*What to produce*:
For the records below, give the count of lines holding the word "Chla" and nothing more.

╭──

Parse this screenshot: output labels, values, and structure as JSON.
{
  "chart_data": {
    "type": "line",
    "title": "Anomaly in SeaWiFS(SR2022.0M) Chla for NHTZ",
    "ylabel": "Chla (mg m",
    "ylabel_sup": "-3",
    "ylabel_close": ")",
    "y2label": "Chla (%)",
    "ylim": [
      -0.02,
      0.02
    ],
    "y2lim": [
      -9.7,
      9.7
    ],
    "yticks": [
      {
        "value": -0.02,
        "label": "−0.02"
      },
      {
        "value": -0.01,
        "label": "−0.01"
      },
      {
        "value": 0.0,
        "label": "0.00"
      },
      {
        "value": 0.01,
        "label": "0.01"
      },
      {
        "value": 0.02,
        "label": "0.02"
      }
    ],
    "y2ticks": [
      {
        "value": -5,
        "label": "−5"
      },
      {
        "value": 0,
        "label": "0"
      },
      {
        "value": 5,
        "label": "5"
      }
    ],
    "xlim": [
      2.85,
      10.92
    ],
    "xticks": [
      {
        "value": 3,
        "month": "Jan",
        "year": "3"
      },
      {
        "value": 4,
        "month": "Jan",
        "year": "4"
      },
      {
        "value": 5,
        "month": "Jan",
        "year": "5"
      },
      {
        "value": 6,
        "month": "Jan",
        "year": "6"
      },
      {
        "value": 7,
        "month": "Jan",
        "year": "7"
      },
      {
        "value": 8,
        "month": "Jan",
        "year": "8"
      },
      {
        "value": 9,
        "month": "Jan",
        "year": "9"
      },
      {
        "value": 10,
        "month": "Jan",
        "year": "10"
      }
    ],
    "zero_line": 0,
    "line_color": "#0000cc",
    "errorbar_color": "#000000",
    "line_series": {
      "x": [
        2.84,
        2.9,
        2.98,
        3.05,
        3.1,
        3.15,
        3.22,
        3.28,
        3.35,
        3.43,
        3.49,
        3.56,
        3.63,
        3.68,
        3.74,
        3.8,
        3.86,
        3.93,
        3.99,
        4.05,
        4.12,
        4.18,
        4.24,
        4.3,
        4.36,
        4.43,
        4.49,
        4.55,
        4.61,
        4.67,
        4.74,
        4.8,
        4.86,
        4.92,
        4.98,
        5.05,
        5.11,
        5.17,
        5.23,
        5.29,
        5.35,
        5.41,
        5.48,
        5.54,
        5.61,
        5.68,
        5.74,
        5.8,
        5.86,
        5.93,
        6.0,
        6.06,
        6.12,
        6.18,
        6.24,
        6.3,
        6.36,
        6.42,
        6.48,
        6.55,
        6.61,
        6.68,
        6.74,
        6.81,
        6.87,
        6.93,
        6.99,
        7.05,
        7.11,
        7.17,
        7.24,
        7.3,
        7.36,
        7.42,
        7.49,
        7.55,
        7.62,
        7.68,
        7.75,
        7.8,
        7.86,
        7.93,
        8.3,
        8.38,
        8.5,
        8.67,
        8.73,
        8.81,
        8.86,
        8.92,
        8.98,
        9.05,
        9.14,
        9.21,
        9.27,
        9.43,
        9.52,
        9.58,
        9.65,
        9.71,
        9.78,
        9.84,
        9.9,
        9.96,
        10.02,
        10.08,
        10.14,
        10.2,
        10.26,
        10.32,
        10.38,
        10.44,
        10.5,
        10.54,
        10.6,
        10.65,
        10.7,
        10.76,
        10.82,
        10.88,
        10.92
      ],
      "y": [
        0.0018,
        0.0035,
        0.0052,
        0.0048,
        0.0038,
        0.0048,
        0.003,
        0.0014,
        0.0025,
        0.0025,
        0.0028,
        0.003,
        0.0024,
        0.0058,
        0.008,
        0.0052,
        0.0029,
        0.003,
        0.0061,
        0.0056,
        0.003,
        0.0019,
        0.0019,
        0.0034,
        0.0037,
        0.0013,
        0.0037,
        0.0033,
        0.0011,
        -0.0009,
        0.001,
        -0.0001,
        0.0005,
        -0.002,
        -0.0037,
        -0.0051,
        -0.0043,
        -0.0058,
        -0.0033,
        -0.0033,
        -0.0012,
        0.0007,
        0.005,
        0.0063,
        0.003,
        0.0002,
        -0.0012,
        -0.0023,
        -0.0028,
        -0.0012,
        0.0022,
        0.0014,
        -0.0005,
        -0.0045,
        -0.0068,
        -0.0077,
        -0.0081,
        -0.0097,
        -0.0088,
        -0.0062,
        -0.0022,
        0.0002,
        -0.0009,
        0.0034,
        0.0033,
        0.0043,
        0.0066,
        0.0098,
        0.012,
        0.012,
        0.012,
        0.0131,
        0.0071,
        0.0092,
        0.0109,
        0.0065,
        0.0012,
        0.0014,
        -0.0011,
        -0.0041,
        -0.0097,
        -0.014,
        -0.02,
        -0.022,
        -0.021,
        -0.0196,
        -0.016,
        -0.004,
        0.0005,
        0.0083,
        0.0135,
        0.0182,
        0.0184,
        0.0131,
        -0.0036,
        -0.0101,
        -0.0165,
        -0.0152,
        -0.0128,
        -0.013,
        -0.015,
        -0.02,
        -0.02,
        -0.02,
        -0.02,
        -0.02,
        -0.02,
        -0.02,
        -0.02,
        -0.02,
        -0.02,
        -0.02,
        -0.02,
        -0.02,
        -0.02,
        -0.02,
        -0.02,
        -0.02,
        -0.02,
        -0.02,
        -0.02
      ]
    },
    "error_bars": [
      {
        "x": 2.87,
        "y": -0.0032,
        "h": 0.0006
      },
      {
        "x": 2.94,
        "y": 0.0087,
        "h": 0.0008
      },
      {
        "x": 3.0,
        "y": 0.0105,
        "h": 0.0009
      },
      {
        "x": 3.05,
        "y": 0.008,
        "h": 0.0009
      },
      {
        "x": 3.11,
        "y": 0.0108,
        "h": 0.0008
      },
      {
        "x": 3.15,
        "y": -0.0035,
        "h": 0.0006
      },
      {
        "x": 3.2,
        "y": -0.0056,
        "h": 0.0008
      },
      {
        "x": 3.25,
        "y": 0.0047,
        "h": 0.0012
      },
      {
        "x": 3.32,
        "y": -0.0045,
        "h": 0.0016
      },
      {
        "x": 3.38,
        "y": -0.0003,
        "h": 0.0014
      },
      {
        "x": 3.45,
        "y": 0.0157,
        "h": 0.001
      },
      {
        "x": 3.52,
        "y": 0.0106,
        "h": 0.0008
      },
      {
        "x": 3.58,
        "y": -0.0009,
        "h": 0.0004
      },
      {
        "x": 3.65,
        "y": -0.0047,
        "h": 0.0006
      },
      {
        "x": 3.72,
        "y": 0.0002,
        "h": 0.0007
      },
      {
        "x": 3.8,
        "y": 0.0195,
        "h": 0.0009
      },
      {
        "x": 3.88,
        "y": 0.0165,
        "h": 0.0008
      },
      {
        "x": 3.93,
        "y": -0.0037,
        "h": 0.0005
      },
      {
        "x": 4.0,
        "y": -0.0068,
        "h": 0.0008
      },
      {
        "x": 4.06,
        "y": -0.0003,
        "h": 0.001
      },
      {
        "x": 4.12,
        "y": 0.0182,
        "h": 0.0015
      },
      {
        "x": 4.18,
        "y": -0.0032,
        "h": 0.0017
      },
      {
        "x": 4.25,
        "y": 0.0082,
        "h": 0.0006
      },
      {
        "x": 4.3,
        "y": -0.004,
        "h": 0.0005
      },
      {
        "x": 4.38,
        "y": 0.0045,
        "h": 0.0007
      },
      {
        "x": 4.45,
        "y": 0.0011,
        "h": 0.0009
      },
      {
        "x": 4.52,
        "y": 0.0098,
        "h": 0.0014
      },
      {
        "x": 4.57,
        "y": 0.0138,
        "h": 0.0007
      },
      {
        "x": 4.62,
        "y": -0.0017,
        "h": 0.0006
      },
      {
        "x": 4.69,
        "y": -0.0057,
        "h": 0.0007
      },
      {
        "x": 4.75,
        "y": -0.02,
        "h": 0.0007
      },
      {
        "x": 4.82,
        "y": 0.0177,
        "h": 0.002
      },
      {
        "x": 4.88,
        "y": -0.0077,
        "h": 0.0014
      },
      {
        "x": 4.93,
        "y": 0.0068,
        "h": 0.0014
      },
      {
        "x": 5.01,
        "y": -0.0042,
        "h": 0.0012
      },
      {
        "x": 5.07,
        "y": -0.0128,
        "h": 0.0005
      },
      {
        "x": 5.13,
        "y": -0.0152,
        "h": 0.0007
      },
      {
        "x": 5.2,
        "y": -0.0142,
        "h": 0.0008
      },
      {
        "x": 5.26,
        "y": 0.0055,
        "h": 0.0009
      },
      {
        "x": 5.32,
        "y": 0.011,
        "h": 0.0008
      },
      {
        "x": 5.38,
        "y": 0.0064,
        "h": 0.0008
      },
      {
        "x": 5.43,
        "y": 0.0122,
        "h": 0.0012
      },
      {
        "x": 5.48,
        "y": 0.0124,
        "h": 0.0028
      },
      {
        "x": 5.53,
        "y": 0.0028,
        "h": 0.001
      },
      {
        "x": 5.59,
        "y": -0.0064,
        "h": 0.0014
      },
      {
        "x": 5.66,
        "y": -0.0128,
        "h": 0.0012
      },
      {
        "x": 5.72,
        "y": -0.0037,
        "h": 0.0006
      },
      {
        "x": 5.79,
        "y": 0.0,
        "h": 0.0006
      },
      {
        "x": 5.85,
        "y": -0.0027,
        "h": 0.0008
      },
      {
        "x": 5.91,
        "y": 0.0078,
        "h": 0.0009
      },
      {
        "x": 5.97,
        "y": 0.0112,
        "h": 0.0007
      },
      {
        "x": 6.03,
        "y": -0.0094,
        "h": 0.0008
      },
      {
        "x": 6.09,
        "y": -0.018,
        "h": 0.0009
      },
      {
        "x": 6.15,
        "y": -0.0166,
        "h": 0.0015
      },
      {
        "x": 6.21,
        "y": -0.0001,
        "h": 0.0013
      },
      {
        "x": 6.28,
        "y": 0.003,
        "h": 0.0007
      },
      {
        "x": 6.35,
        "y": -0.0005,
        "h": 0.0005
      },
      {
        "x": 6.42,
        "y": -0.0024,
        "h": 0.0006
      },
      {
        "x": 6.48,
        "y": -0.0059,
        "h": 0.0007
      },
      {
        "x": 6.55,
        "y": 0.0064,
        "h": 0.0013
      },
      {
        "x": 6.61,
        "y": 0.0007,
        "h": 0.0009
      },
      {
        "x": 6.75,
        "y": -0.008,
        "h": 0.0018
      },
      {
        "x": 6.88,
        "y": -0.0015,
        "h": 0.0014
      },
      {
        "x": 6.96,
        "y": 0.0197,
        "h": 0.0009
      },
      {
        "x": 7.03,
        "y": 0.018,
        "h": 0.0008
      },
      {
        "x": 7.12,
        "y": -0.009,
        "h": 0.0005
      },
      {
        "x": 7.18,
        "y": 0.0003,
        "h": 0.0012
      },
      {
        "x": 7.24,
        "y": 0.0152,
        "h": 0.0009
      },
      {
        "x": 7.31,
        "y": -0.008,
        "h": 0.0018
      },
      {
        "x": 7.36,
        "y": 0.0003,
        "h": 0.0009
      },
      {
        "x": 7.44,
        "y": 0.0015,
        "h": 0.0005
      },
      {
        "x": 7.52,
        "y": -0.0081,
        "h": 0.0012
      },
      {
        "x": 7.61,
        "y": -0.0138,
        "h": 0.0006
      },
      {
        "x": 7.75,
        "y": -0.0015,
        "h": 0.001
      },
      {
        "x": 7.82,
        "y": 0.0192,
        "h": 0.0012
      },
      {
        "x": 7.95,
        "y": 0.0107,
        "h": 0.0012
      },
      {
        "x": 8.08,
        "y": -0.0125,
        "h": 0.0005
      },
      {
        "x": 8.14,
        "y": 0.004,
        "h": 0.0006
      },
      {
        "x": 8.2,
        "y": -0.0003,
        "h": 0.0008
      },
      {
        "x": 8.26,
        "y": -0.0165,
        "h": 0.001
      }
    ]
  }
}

╰──

*Answer below*:
3